WHAT NEEDS TO BE DONE: Identify each line holding the string "body" and copy it.

RECORD EXTRACTS:
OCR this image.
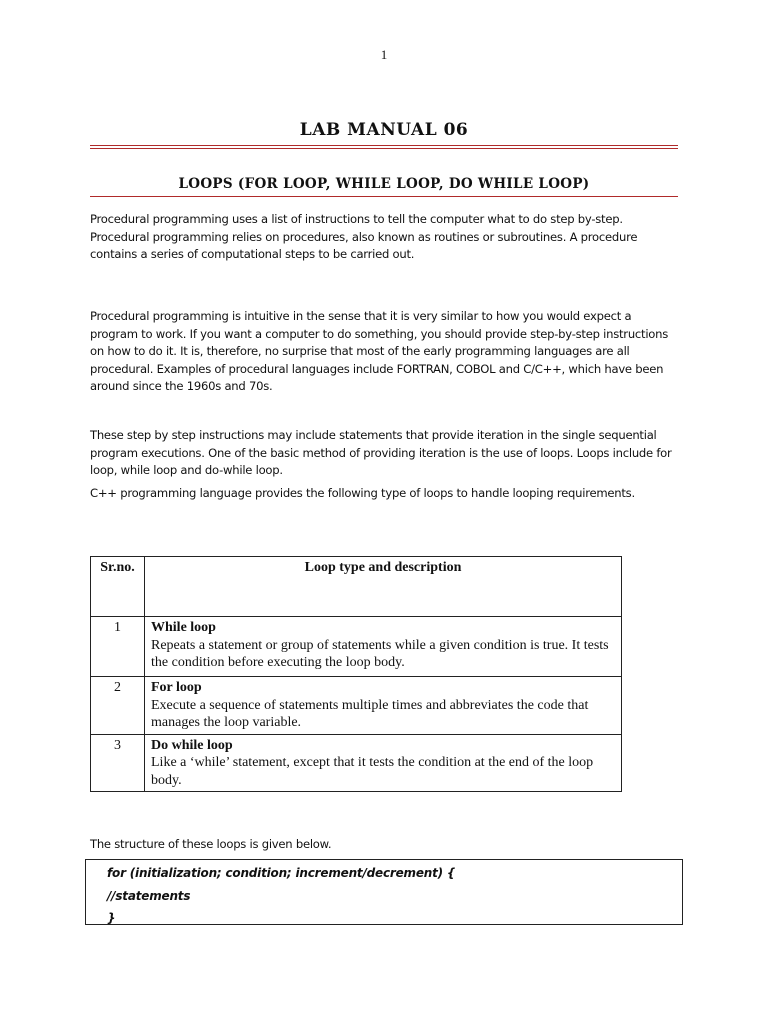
1
LAB MANUAL 06
LOOPS (FOR LOOP, WHILE LOOP, DO WHILE LOOP)

Procedural programming uses a list of instructions to tell the computer what to do step by-step. Procedural programming relies on procedures, also known as routines or subroutines. A procedure contains a series of computational steps to be carried out.

Procedural programming is intuitive in the sense that it is very similar to how you would expect a program to work. If you want a computer to do something, you should provide step-by-step instructions on how to do it. It is, therefore, no surprise that most of the early programming languages are all procedural. Examples of procedural languages include FORTRAN, COBOL and C/C++, which have been around since the 1960s and 70s.

These step by step instructions may include statements that provide iteration in the single sequential program executions. One of the basic method of providing iteration is the use of loops. Loops include for loop, while loop and do-while loop.

C++ programming language provides the following type of loops to handle looping requirements.

Sr.no.	Loop type and description
1	While loop
Repeats a statement or group of statements while a given condition is true. It tests the condition before executing the loop body.

2	For loop
Execute a sequence of statements multiple times and abbreviates the code that manages the loop variable.

3	Do while loop
Like a ‘while’ statement, except that it tests the condition at the end of the loop body.
The structure of these loops is given below.
for (initialization; condition; increment/decrement) {
//statements
}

RESULT OF THE EXERCISE:
Repeats a statement or group of statements while a given condition is true. It tests the condition before executing the loop body.
Like a ‘while’ statement, except that it tests the condition at the end of the loop body.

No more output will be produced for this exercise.